GIVEN REQUEST
Locate the lines where "устройстве" occurs and copy them as they stand.

DATA SECTION
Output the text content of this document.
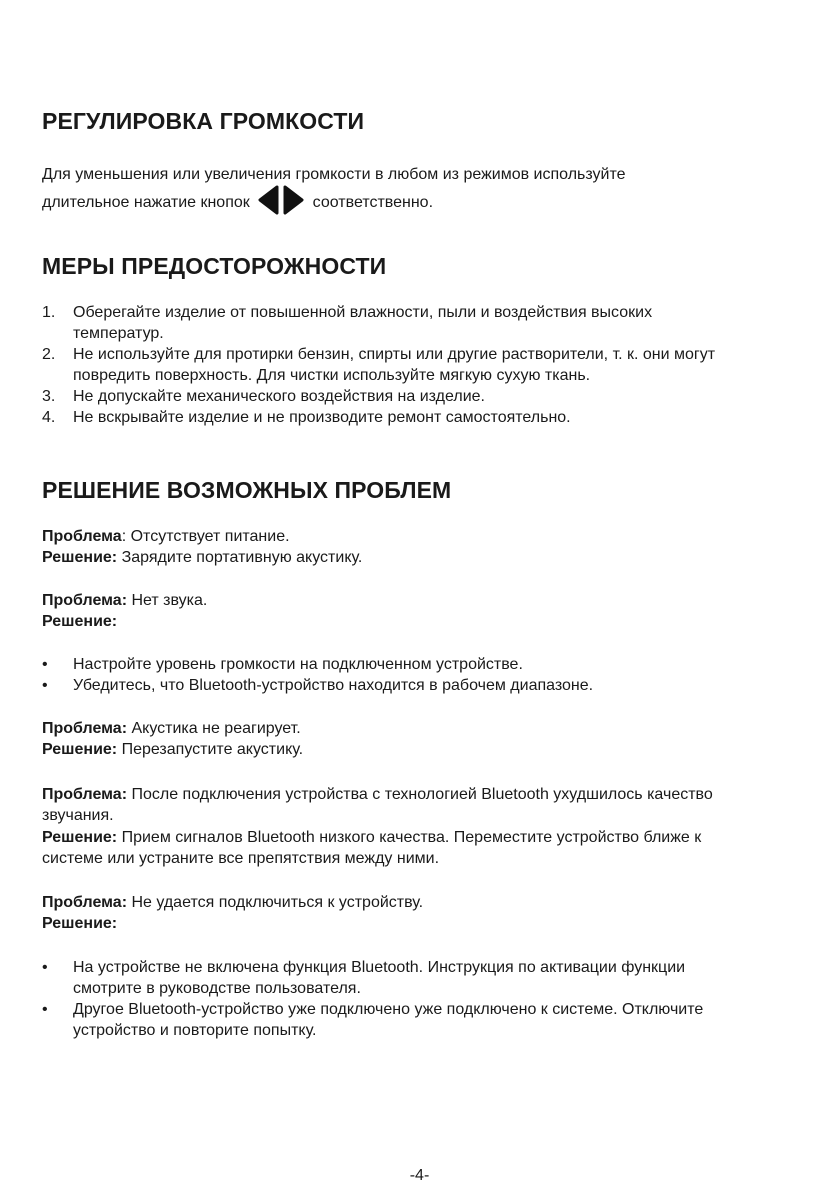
РЕГУЛИРОВКА ГРОМКОСТИ

Для уменьшения или увеличения громкости в любом из режимов используйте

длительное нажатие кнопок	соответственно.

МЕРЫ ПРЕДОСТОРОЖНОСТИ
1. Оберегайте изделие от повышенной влажности, пыли и воздействия высоких
температур.
2. Не используйте для протирки бензин, спирты или другие растворители, т. к. они могут
повредить поверхность. Для чистки используйте мягкую сухую ткань.
3. Не допускайте механического воздействия на изделие.
4. Не вскрывайте изделие и не производите ремонт самостоятельно.
РЕШЕНИЕ ВОЗМОЖНЫХ ПРОБЛЕМ

Проблема: Отсутствует питание.

Решение: Зарядите портативную акустику.

Проблема: Нет звука.

Решение:

• Настройте уровень громкости на подключенном устройстве.
• Убедитесь, что Bluetooth-устройство находится в рабочем диапазоне.

Проблема: Акустика не реагирует.

Решение: Перезапустите акустику.

Проблема: После подключения устройства с технологией Bluetooth ухудшилось качество

звучания.

Решение: Прием сигналов Bluetooth низкого качества. Переместите устройство ближе к

системе или устраните все препятствия между ними.

Проблема: Не удается подключиться к устройству.

Решение:

• На устройстве не включена функция Bluetooth. Инструкция по активации функции
смотрите в руководстве пользователя.
• Другое Bluetooth-устройство уже подключено уже подключено к системе. Отключите
устройство и повторите попытку.
-4-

ANSWER FOR THE TASK
• Настройте уровень громкости на подключенном устройстве.
• На устройстве не включена функция Bluetooth. Инструкция по активации функции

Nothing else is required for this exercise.